** Begin **

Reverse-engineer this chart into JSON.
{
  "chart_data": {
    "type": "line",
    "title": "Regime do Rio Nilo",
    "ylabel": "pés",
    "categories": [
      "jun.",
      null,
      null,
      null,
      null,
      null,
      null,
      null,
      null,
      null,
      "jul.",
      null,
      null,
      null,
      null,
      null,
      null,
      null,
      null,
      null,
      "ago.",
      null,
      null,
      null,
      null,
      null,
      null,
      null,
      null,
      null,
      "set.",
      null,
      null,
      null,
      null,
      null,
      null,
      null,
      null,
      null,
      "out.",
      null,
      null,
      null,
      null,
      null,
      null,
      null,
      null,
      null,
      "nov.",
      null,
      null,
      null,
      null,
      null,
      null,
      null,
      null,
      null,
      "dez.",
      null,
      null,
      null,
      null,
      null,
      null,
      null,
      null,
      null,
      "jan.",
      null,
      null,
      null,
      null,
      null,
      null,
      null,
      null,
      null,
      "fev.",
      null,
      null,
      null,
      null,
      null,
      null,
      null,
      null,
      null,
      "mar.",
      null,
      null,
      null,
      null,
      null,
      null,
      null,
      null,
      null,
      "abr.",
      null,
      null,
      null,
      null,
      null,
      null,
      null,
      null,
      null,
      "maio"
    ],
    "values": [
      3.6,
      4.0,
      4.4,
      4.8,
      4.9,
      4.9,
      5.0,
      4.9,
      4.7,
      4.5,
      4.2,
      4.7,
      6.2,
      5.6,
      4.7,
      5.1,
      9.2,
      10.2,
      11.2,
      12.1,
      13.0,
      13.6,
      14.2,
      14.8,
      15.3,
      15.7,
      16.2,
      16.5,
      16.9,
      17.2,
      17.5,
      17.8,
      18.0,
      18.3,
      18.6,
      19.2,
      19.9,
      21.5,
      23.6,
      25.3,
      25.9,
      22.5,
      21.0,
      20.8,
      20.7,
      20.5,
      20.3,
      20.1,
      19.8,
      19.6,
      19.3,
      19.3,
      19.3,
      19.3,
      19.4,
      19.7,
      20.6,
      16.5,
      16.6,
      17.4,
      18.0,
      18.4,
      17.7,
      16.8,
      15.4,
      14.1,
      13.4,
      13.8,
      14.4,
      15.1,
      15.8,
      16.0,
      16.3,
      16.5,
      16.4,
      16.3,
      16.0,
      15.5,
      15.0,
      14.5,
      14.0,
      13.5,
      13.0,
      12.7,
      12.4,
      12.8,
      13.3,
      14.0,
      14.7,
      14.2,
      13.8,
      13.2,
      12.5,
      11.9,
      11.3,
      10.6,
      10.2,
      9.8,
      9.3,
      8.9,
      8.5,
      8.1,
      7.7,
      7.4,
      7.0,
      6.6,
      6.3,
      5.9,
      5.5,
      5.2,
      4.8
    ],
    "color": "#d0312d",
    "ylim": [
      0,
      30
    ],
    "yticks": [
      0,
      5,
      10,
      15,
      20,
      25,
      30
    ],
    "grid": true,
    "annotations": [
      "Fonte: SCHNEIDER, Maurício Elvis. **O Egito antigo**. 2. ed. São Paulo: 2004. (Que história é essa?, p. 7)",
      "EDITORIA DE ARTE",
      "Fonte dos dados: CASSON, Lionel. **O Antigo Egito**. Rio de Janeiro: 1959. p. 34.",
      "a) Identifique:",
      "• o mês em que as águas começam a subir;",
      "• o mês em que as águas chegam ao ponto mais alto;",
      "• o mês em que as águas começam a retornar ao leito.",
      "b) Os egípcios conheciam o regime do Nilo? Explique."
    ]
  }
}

** End **

Gather all lines with the string "Egito" from the data.

▶ REPLY
      "Fonte: SCHNEIDER, Maurício Elvis. **O Egito antigo**. 2. ed. São Paulo: 2004. (Que história é essa?, p. 7)",
      "Fonte dos dados: CASSON, Lionel. **O Antigo Egito**. Rio de Janeiro: 1959. p. 34.",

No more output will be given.